_REQUIREMENTS_.
Repeat the data verbatim.

_ENTRIES PROVIDED_.

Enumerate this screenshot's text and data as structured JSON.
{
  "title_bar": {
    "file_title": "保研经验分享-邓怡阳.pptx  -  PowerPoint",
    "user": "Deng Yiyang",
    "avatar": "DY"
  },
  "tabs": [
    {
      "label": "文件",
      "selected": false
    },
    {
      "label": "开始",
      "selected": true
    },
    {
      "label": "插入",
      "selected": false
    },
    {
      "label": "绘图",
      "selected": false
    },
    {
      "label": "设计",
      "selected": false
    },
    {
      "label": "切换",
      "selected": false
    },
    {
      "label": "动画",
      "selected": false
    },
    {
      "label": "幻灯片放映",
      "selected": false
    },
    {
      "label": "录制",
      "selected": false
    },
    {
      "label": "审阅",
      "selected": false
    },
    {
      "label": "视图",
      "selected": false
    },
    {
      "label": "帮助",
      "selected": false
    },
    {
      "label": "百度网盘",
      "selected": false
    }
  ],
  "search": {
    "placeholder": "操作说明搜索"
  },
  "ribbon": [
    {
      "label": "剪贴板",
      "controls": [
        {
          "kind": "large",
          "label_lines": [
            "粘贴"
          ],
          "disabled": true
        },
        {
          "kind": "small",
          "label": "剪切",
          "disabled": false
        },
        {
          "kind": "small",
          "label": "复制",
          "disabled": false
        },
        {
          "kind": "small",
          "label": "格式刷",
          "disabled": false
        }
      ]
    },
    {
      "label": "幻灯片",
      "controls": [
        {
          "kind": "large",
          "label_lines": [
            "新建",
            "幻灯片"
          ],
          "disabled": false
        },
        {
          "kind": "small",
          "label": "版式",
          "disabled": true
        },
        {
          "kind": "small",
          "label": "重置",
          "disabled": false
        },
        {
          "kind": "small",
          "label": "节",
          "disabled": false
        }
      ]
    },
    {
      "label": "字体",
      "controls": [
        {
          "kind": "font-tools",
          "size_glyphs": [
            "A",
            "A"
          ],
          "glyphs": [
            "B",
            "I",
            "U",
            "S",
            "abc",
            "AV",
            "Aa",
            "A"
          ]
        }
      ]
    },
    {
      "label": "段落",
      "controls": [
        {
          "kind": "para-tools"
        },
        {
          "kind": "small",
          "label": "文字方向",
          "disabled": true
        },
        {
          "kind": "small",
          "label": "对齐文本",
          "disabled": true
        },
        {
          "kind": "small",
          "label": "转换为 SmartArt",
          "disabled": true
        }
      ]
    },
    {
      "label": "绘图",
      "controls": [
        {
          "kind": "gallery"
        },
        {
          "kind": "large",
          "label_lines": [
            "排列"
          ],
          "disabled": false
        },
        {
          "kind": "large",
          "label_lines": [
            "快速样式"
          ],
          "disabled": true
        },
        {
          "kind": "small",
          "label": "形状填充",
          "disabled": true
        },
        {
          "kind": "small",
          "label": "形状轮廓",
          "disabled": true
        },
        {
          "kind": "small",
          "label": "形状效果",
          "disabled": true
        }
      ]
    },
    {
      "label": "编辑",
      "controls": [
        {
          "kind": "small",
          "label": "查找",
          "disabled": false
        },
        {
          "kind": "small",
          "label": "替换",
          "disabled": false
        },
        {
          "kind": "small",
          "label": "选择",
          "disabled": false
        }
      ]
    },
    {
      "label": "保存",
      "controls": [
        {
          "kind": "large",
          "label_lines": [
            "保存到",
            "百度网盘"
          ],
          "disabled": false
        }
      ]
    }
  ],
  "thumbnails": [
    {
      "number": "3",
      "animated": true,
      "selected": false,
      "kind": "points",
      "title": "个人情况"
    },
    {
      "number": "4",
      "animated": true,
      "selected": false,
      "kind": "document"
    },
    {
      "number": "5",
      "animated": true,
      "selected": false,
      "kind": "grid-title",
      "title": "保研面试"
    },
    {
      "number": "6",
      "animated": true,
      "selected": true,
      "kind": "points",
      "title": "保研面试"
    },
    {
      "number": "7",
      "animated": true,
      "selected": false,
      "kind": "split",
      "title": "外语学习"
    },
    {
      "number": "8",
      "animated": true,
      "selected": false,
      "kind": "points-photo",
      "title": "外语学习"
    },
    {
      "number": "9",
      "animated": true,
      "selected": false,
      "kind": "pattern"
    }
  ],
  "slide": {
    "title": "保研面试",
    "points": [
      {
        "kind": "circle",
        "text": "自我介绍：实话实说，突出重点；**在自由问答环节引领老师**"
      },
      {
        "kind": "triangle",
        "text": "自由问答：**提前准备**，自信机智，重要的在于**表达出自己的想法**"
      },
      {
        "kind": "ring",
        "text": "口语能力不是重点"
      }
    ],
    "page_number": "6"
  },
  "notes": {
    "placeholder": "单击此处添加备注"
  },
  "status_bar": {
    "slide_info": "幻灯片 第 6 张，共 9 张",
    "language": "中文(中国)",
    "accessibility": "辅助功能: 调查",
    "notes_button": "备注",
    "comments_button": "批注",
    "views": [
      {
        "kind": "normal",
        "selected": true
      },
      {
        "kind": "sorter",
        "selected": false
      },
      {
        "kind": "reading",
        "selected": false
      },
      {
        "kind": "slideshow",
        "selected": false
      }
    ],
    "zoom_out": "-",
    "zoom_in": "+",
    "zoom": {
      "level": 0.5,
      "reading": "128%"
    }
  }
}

_REPLY_.
Enumerate this screenshot's text and data as structured JSON.
{
  "title_bar": {
    "file_title": "保研经验分享-邓怡阳.pptx  -  PowerPoint",
    "user": "Deng Yiyang",
    "avatar": "DY"
  },
  "tabs": [
    {
      "label": "文件",
      "selected": false
    },
    {
      "label": "开始",
      "selected": true
    },
    {
      "label": "插入",
      "selected": false
    },
    {
      "label": "绘图",
      "selected": false
    },
    {
      "label": "设计",
      "selected": false
    },
    {
      "label": "切换",
      "selected": false
    },
    {
      "label": "动画",
      "selected": false
    },
    {
      "label": "幻灯片放映",
      "selected": false
    },
    {
      "label": "录制",
      "selected": false
    },
    {
      "label": "审阅",
      "selected": false
    },
    {
      "label": "视图",
      "selected": false
    },
    {
      "label": "帮助",
      "selected": false
    },
    {
      "label": "百度网盘",
      "selected": false
    }
  ],
  "search": {
    "placeholder": "操作说明搜索"
  },
  "ribbon": [
    {
      "label": "剪贴板",
      "controls": [
        {
          "kind": "large",
          "label_lines": [
            "粘贴"
          ],
          "disabled": true
        },
        {
          "kind": "small",
          "label": "剪切",
          "disabled": false
        },
        {
          "kind": "small",
          "label": "复制",
          "disabled": false
        },
        {
          "kind": "small",
          "label": "格式刷",
          "disabled": false
        }
      ]
    },
    {
      "label": "幻灯片",
      "controls": [
        {
          "kind": "large",
          "label_lines": [
            "新建",
            "幻灯片"
          ],
          "disabled": false
        },
        {
          "kind": "small",
          "label": "版式",
          "disabled": true
        },
        {
          "kind": "small",
          "label": "重置",
          "disabled": false
        },
        {
          "kind": "small",
          "label": "节",
          "disabled": false
        }
      ]
    },
    {
      "label": "字体",
      "controls": [
        {
          "kind": "font-tools",
          "size_glyphs": [
            "A",
            "A"
          ],
          "glyphs": [
            "B",
            "I",
            "U",
            "S",
            "abc",
            "AV",
            "Aa",
            "A"
          ]
        }
      ]
    },
    {
      "label": "段落",
      "controls": [
        {
          "kind": "para-tools"
        },
        {
          "kind": "small",
          "label": "文字方向",
          "disabled": true
        },
        {
          "kind": "small",
          "label": "对齐文本",
          "disabled": true
        },
        {
          "kind": "small",
          "label": "转换为 SmartArt",
          "disabled": true
        }
      ]
    },
    {
      "label": "绘图",
      "controls": [
        {
          "kind": "gallery"
        },
        {
          "kind": "large",
          "label_lines": [
            "排列"
          ],
          "disabled": false
        },
        {
          "kind": "large",
          "label_lines": [
            "快速样式"
          ],
          "disabled": true
        },
        {
          "kind": "small",
          "label": "形状填充",
          "disabled": true
        },
        {
          "kind": "small",
          "label": "形状轮廓",
          "disabled": true
        },
        {
          "kind": "small",
          "label": "形状效果",
          "disabled": true
        }
      ]
    },
    {
      "label": "编辑",
      "controls": [
        {
          "kind": "small",
          "label": "查找",
          "disabled": false
        },
        {
          "kind": "small",
          "label": "替换",
          "disabled": false
        },
        {
          "kind": "small",
          "label": "选择",
          "disabled": false
        }
      ]
    },
    {
      "label": "保存",
      "controls": [
        {
          "kind": "large",
          "label_lines": [
            "保存到",
            "百度网盘"
          ],
          "disabled": false
        }
      ]
    }
  ],
  "thumbnails": [
    {
      "number": "3",
      "animated": true,
      "selected": false,
      "kind": "points",
      "title": "个人情况"
    },
    {
      "number": "4",
      "animated": true,
      "selected": false,
      "kind": "document"
    },
    {
      "number": "5",
      "animated": true,
      "selected": false,
      "kind": "grid-title",
      "title": "保研面试"
    },
    {
      "number": "6",
      "animated": true,
      "selected": true,
      "kind": "points",
      "title": "保研面试"
    },
    {
      "number": "7",
      "animated": true,
      "selected": false,
      "kind": "split",
      "title": "外语学习"
    },
    {
      "number": "8",
      "animated": true,
      "selected": false,
      "kind": "points-photo",
      "title": "外语学习"
    },
    {
      "number": "9",
      "animated": true,
      "selected": false,
      "kind": "pattern"
    }
  ],
  "slide": {
    "title": "保研面试",
    "points": [
      {
        "kind": "circle",
        "text": "自我介绍：实话实说，突出重点；**在自由问答环节引领老师**"
      },
      {
        "kind": "triangle",
        "text": "自由问答：**提前准备**，自信机智，重要的在于**表达出自己的想法**"
      },
      {
        "kind": "ring",
        "text": "口语能力不是重点"
      }
    ],
    "page_number": "6"
  },
  "notes": {
    "placeholder": "单击此处添加备注"
  },
  "status_bar": {
    "slide_info": "幻灯片 第 6 张，共 9 张",
    "language": "中文(中国)",
    "accessibility": "辅助功能: 调查",
    "notes_button": "备注",
    "comments_button": "批注",
    "views": [
      {
        "kind": "normal",
        "selected": true
      },
      {
        "kind": "sorter",
        "selected": false
      },
      {
        "kind": "reading",
        "selected": false
      },
      {
        "kind": "slideshow",
        "selected": false
      }
    ],
    "zoom_out": "-",
    "zoom_in": "+",
    "zoom": {
      "level": 0.5,
      "reading": "128%"
    }
  }
}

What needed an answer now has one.